== What the task requires ==
Without the pictures, write out all the lines below exactly as they appear.

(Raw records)
:::::

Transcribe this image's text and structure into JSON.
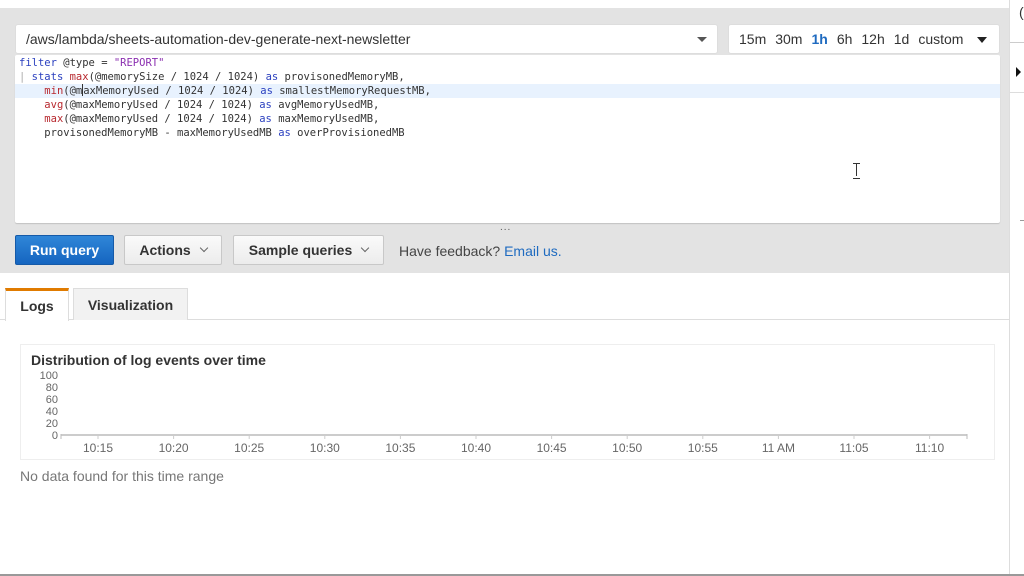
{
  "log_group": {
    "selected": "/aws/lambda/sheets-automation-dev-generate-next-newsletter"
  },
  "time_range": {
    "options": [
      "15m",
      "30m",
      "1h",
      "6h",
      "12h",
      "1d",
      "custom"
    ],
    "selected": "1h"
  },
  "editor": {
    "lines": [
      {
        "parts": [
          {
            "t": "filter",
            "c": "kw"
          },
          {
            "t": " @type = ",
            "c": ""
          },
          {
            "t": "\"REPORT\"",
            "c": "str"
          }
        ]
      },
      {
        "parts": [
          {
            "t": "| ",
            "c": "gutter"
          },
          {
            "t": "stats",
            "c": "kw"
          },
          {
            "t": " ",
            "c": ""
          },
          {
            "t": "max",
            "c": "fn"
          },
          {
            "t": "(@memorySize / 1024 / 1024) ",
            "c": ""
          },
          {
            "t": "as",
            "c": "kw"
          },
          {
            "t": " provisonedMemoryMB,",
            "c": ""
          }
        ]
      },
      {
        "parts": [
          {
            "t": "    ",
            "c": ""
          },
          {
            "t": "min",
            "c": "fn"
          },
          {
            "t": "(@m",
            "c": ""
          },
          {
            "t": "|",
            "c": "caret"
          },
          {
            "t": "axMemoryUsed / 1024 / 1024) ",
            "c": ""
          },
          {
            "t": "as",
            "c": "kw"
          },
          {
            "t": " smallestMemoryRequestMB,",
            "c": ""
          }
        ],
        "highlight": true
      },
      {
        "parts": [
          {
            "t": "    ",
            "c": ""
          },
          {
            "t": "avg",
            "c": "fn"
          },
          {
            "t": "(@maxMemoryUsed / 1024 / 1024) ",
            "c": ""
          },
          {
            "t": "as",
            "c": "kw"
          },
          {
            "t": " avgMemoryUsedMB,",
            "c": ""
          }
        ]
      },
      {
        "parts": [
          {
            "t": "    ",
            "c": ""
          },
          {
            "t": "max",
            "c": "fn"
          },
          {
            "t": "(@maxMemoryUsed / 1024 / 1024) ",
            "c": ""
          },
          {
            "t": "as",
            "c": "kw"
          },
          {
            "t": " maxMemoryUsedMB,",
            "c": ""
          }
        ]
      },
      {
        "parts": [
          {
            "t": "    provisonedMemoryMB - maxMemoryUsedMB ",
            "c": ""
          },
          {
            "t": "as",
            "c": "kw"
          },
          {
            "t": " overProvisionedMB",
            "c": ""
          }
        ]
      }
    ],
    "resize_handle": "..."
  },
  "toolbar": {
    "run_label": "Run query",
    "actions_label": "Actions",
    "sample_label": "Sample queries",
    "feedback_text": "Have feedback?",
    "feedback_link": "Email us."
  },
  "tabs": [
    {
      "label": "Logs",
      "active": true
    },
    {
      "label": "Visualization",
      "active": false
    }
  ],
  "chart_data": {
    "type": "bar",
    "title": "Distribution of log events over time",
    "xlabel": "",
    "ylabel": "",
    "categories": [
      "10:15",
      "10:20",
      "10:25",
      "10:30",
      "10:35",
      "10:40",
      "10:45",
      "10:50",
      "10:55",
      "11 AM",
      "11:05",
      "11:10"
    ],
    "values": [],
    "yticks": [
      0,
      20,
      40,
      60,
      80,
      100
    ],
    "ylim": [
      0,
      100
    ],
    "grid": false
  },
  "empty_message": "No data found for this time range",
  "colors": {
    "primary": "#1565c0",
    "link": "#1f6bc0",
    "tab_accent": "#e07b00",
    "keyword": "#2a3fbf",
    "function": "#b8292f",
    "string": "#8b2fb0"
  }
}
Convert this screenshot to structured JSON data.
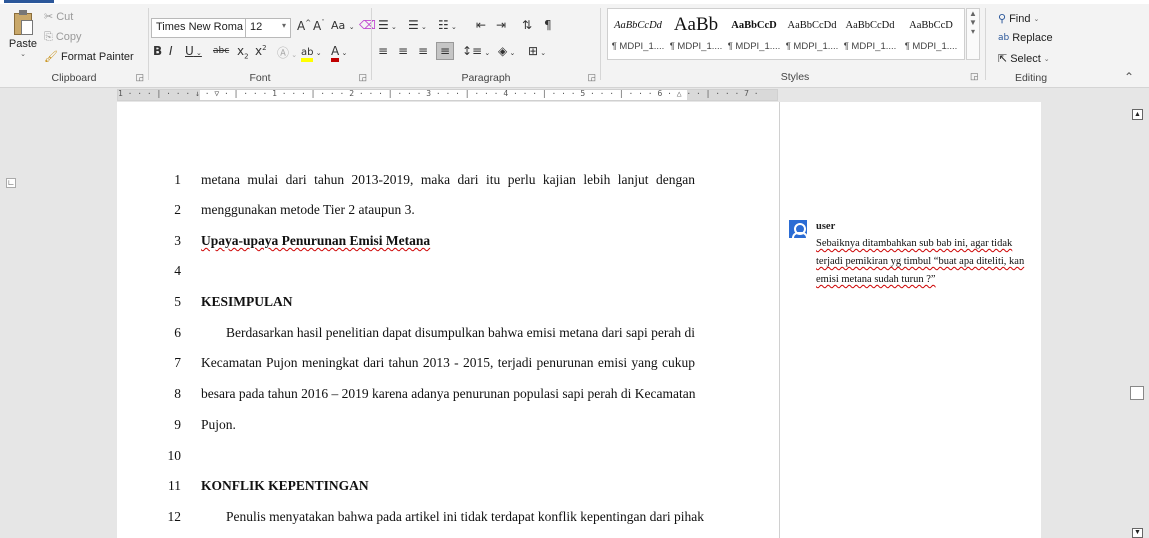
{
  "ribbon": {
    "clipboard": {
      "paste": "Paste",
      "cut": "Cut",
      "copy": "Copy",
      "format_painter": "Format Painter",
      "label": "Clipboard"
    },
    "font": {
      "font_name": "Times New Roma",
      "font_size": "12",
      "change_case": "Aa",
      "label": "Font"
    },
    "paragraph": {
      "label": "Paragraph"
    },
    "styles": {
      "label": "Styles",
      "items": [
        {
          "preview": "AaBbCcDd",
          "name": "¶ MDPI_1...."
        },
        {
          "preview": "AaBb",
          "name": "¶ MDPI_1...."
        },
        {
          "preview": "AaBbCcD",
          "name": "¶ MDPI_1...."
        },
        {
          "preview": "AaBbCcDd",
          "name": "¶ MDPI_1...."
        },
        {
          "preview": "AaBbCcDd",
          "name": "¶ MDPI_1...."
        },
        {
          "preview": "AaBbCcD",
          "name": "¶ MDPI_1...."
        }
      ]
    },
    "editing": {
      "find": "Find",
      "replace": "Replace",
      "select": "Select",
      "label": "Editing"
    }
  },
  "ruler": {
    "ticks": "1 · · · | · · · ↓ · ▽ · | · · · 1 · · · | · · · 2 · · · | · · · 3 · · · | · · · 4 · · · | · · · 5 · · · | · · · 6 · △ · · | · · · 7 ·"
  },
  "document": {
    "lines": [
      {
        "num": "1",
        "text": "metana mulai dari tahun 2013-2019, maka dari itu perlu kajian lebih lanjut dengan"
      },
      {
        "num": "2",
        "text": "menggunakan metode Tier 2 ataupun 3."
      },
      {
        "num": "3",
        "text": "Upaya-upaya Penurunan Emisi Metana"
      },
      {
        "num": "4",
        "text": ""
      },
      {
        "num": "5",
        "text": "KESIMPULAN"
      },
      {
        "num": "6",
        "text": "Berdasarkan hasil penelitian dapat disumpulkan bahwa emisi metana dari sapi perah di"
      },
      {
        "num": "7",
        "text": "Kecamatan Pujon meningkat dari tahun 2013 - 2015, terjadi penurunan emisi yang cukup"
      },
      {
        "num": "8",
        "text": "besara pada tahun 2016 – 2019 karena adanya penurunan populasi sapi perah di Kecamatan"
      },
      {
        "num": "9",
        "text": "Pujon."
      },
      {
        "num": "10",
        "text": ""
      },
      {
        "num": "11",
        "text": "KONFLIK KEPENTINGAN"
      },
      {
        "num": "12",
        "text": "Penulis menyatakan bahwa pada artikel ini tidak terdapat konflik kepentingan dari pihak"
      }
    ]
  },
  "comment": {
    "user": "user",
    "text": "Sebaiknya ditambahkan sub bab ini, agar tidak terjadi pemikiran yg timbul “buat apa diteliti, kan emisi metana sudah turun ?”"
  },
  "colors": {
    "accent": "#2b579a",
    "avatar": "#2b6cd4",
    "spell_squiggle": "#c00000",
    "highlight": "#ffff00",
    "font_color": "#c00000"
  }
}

:::::

== Output for this task ==
Transcribe this image's text and structure into JSON.
{
  "log_group": {
    "selected": "/aws/lambda/sheets-automation-dev-generate-next-newsletter"
  },
  "time_range": {
    "options": [
      "15m",
      "30m",
      "1h",
      "6h",
      "12h",
      "1d",
      "custom"
    ],
    "selected": "1h"
  },
  "editor": {
    "lines": [
      {
        "parts": [
          {
            "t": "filter",
            "c": "kw"
          },
          {
            "t": " @type = ",
            "c": ""
          },
          {
            "t": "\"REPORT\"",
            "c": "str"
          }
        ]
      },
      {
        "parts": [
          {
            "t": "| ",
            "c": "gutter"
          },
          {
            "t": "stats",
            "c": "kw"
          },
          {
            "t": " ",
            "c": ""
          },
          {
            "t": "max",
            "c": "fn"
          },
          {
            "t": "(@memorySize / 1024 / 1024) ",
            "c": ""
          },
          {
            "t": "as",
            "c": "kw"
          },
          {
            "t": " provisonedMemoryMB,",
            "c": ""
          }
        ]
      },
      {
        "parts": [
          {
            "t": "    ",
            "c": ""
          },
          {
            "t": "min",
            "c": "fn"
          },
          {
            "t": "(@m",
            "c": ""
          },
          {
            "t": "|",
            "c": "caret"
          },
          {
            "t": "axMemoryUsed / 1024 / 1024) ",
            "c": ""
          },
          {
            "t": "as",
            "c": "kw"
          },
          {
            "t": " smallestMemoryRequestMB,",
            "c": ""
          }
        ],
        "highlight": true
      },
      {
        "parts": [
          {
            "t": "    ",
            "c": ""
          },
          {
            "t": "avg",
            "c": "fn"
          },
          {
            "t": "(@maxMemoryUsed / 1024 / 1024) ",
            "c": ""
          },
          {
            "t": "as",
            "c": "kw"
          },
          {
            "t": " avgMemoryUsedMB,",
            "c": ""
          }
        ]
      },
      {
        "parts": [
          {
            "t": "    ",
            "c": ""
          },
          {
            "t": "max",
            "c": "fn"
          },
          {
            "t": "(@maxMemoryUsed / 1024 / 1024) ",
            "c": ""
          },
          {
            "t": "as",
            "c": "kw"
          },
          {
            "t": " maxMemoryUsedMB,",
            "c": ""
          }
        ]
      },
      {
        "parts": [
          {
            "t": "    provisonedMemoryMB - maxMemoryUsedMB ",
            "c": ""
          },
          {
            "t": "as",
            "c": "kw"
          },
          {
            "t": " overProvisionedMB",
            "c": ""
          }
        ]
      }
    ],
    "resize_handle": "..."
  },
  "toolbar": {
    "run_label": "Run query",
    "actions_label": "Actions",
    "sample_label": "Sample queries",
    "feedback_text": "Have feedback?",
    "feedback_link": "Email us."
  },
  "tabs": [
    {
      "label": "Logs",
      "active": true
    },
    {
      "label": "Visualization",
      "active": false
    }
  ],
  "chart_data": {
    "type": "bar",
    "title": "Distribution of log events over time",
    "xlabel": "",
    "ylabel": "",
    "categories": [
      "10:15",
      "10:20",
      "10:25",
      "10:30",
      "10:35",
      "10:40",
      "10:45",
      "10:50",
      "10:55",
      "11 AM",
      "11:05",
      "11:10"
    ],
    "values": [],
    "yticks": [
      0,
      20,
      40,
      60,
      80,
      100
    ],
    "ylim": [
      0,
      100
    ],
    "grid": false
  },
  "empty_message": "No data found for this time range",
  "colors": {
    "primary": "#1565c0",
    "link": "#1f6bc0",
    "tab_accent": "#e07b00",
    "keyword": "#2a3fbf",
    "function": "#b8292f",
    "string": "#8b2fb0"
  }
}
Convert this screenshot to structured JSON data.
{
  "ribbon": {
    "clipboard": {
      "paste": "Paste",
      "cut": "Cut",
      "copy": "Copy",
      "format_painter": "Format Painter",
      "label": "Clipboard"
    },
    "font": {
      "font_name": "Times New Roma",
      "font_size": "12",
      "change_case": "Aa",
      "label": "Font"
    },
    "paragraph": {
      "label": "Paragraph"
    },
    "styles": {
      "label": "Styles",
      "items": [
        {
          "preview": "AaBbCcDd",
          "name": "¶ MDPI_1...."
        },
        {
          "preview": "AaBb",
          "name": "¶ MDPI_1...."
        },
        {
          "preview": "AaBbCcD",
          "name": "¶ MDPI_1...."
        },
        {
          "preview": "AaBbCcDd",
          "name": "¶ MDPI_1...."
        },
        {
          "preview": "AaBbCcDd",
          "name": "¶ MDPI_1...."
        },
        {
          "preview": "AaBbCcD",
          "name": "¶ MDPI_1...."
        }
      ]
    },
    "editing": {
      "find": "Find",
      "replace": "Replace",
      "select": "Select",
      "label": "Editing"
    }
  },
  "ruler": {
    "ticks": "1 · · · | · · · ↓ · ▽ · | · · · 1 · · · | · · · 2 · · · | · · · 3 · · · | · · · 4 · · · | · · · 5 · · · | · · · 6 · △ · · | · · · 7 ·"
  },
  "document": {
    "lines": [
      {
        "num": "1",
        "text": "metana mulai dari tahun 2013-2019, maka dari itu perlu kajian lebih lanjut dengan"
      },
      {
        "num": "2",
        "text": "menggunakan metode Tier 2 ataupun 3."
      },
      {
        "num": "3",
        "text": "Upaya-upaya Penurunan Emisi Metana"
      },
      {
        "num": "4",
        "text": ""
      },
      {
        "num": "5",
        "text": "KESIMPULAN"
      },
      {
        "num": "6",
        "text": "Berdasarkan hasil penelitian dapat disumpulkan bahwa emisi metana dari sapi perah di"
      },
      {
        "num": "7",
        "text": "Kecamatan Pujon meningkat dari tahun 2013 - 2015, terjadi penurunan emisi yang cukup"
      },
      {
        "num": "8",
        "text": "besara pada tahun 2016 – 2019 karena adanya penurunan populasi sapi perah di Kecamatan"
      },
      {
        "num": "9",
        "text": "Pujon."
      },
      {
        "num": "10",
        "text": ""
      },
      {
        "num": "11",
        "text": "KONFLIK KEPENTINGAN"
      },
      {
        "num": "12",
        "text": "Penulis menyatakan bahwa pada artikel ini tidak terdapat konflik kepentingan dari pihak"
      }
    ]
  },
  "comment": {
    "user": "user",
    "text": "Sebaiknya ditambahkan sub bab ini, agar tidak terjadi pemikiran yg timbul “buat apa diteliti, kan emisi metana sudah turun ?”"
  },
  "colors": {
    "accent": "#2b579a",
    "avatar": "#2b6cd4",
    "spell_squiggle": "#c00000",
    "highlight": "#ffff00",
    "font_color": "#c00000"
  }
}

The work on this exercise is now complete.